*Stored records*:
● ● ● ● ● ● ●

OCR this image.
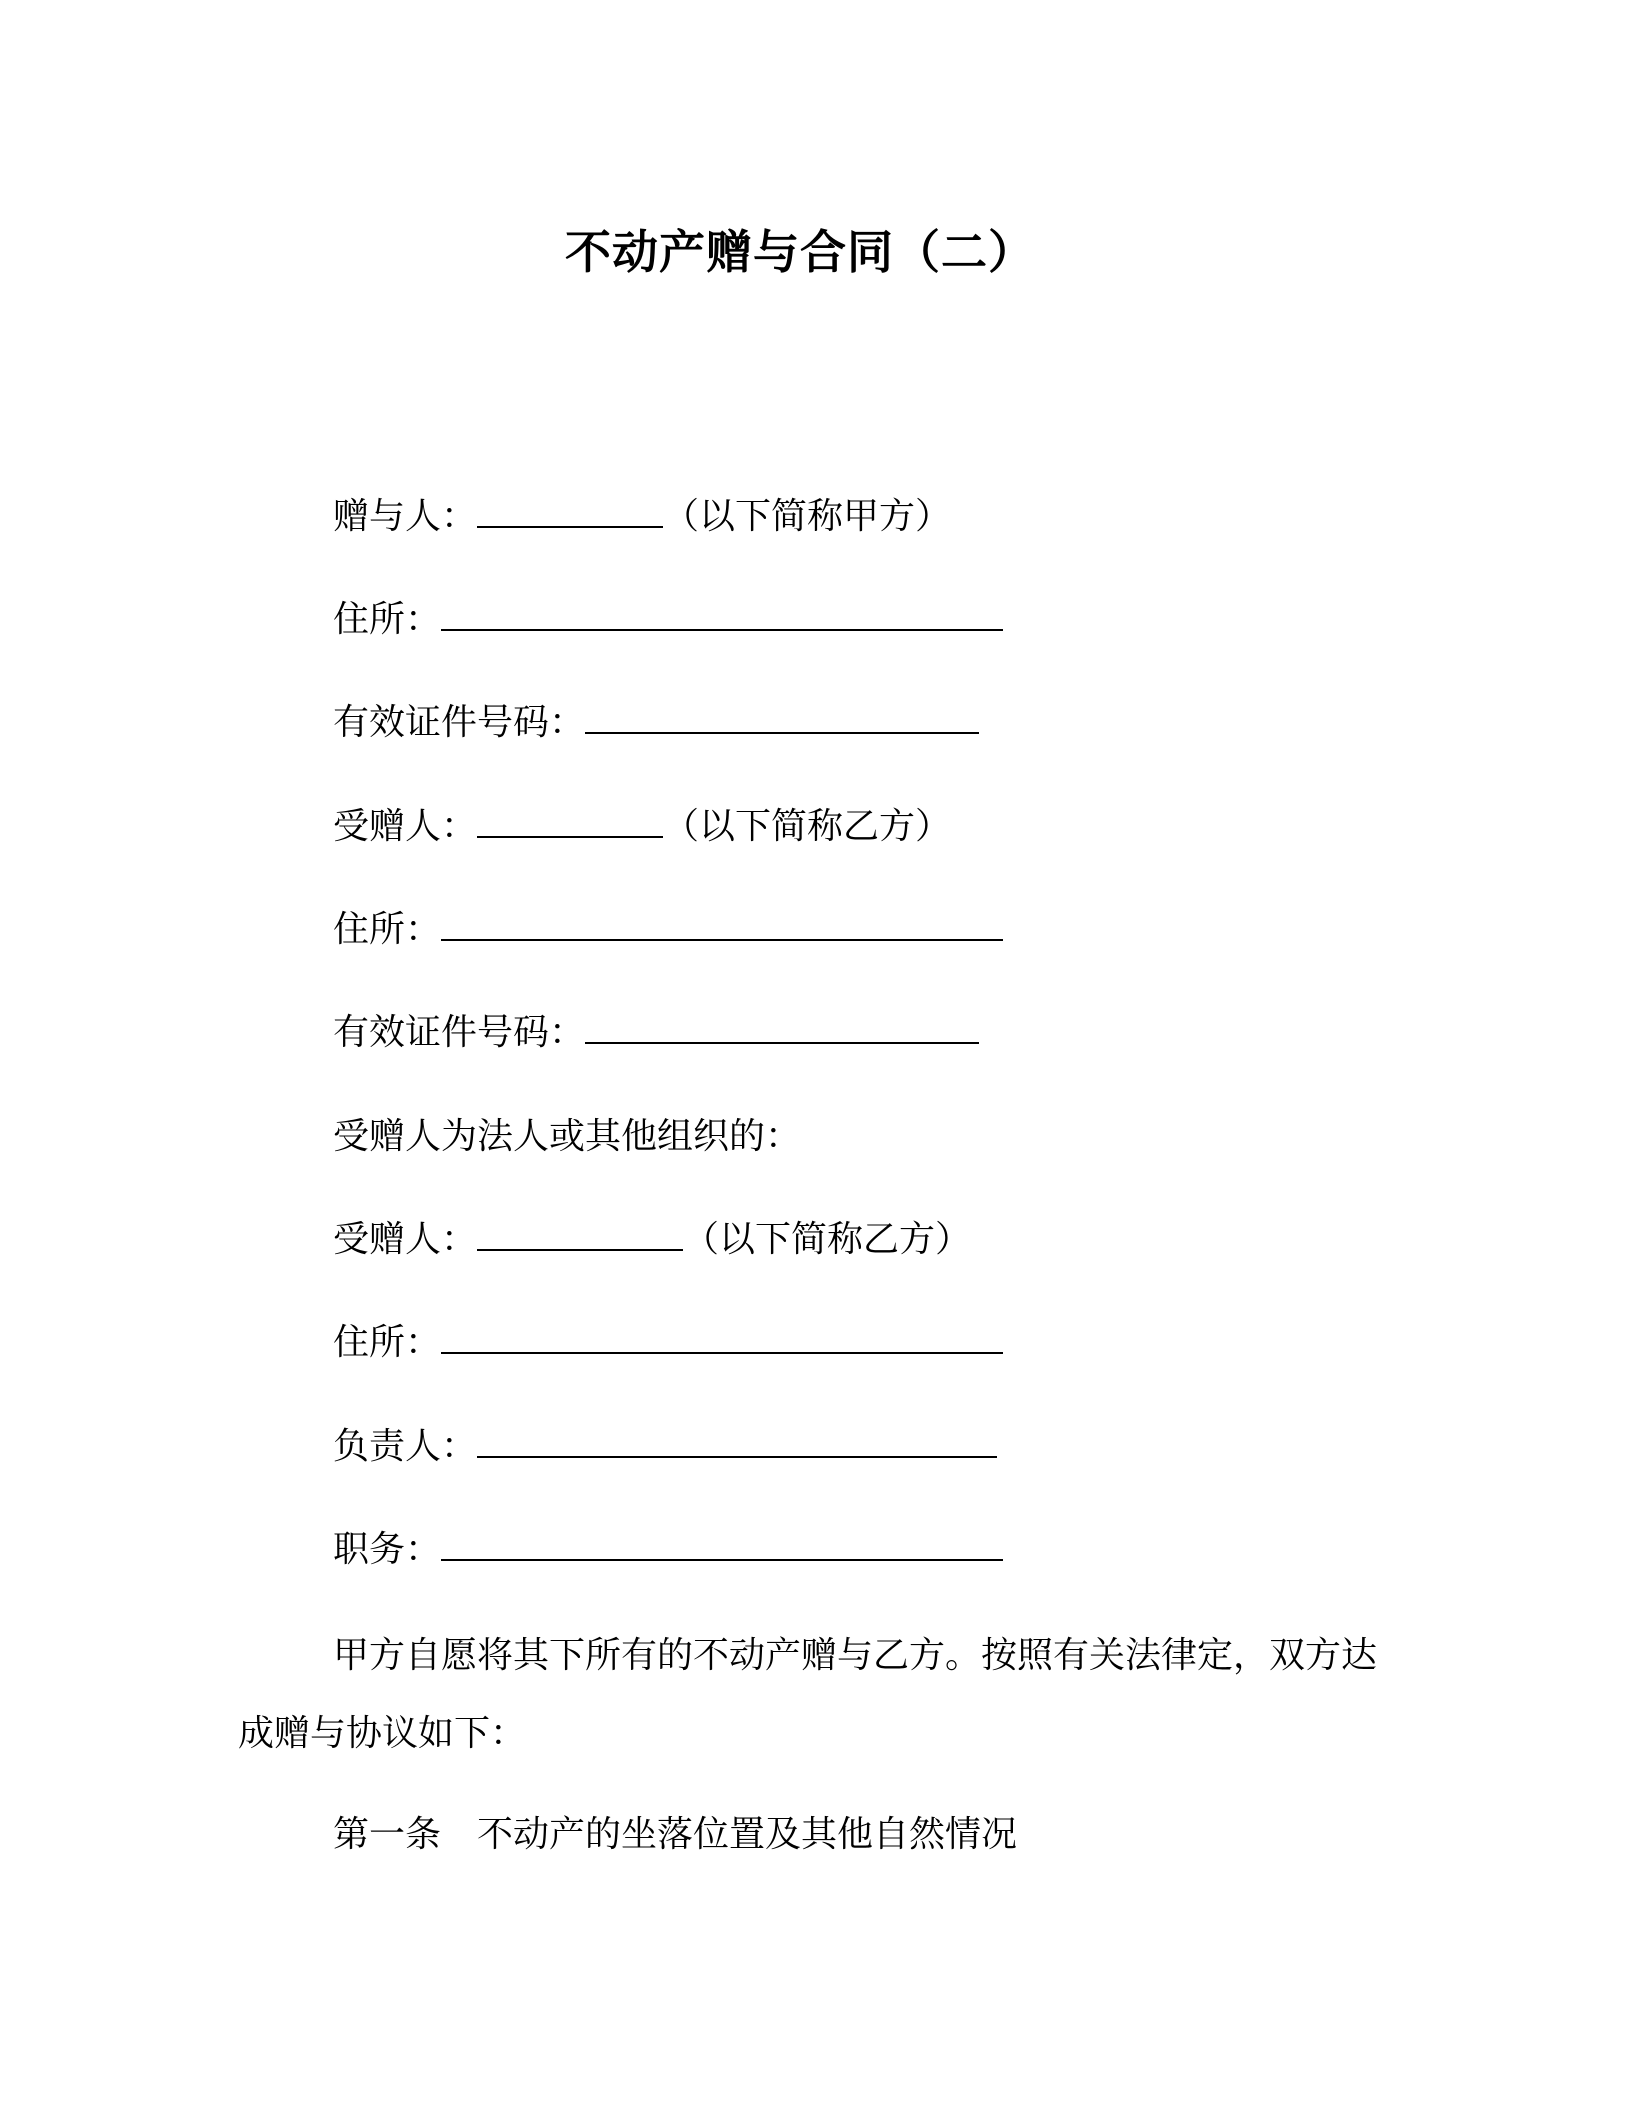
不动产赠与合同（二）
赠与人：	（以下简称甲方）
住所：
有效证件号码：
受赠人：	（以下简称乙方）
住所：
有效证件号码：
受赠人为法人或其他组织的：
受赠人：	（以下简称乙方）
住所：
负责人：
职务：
甲方自愿将其下所有的不动产赠与乙方。按照有关法律定，双方达成赠与协议如下：
第一条 不动产的坐落位置及其他自然情况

● ● ● ● ● ● ●

*Written instruction*:
Return the full material word for word. Do not include the pictures.

*Reply*:
OCR this image.
不动产赠与合同（二）
赠与人：	（以下简称甲方）
住所：
有效证件号码：
受赠人：	（以下简称乙方）
住所：
有效证件号码：
受赠人为法人或其他组织的：
受赠人：	（以下简称乙方）
住所：
负责人：
职务：
甲方自愿将其下所有的不动产赠与乙方。按照有关法律定，双方达成赠与协议如下：
第一条 不动产的坐落位置及其他自然情况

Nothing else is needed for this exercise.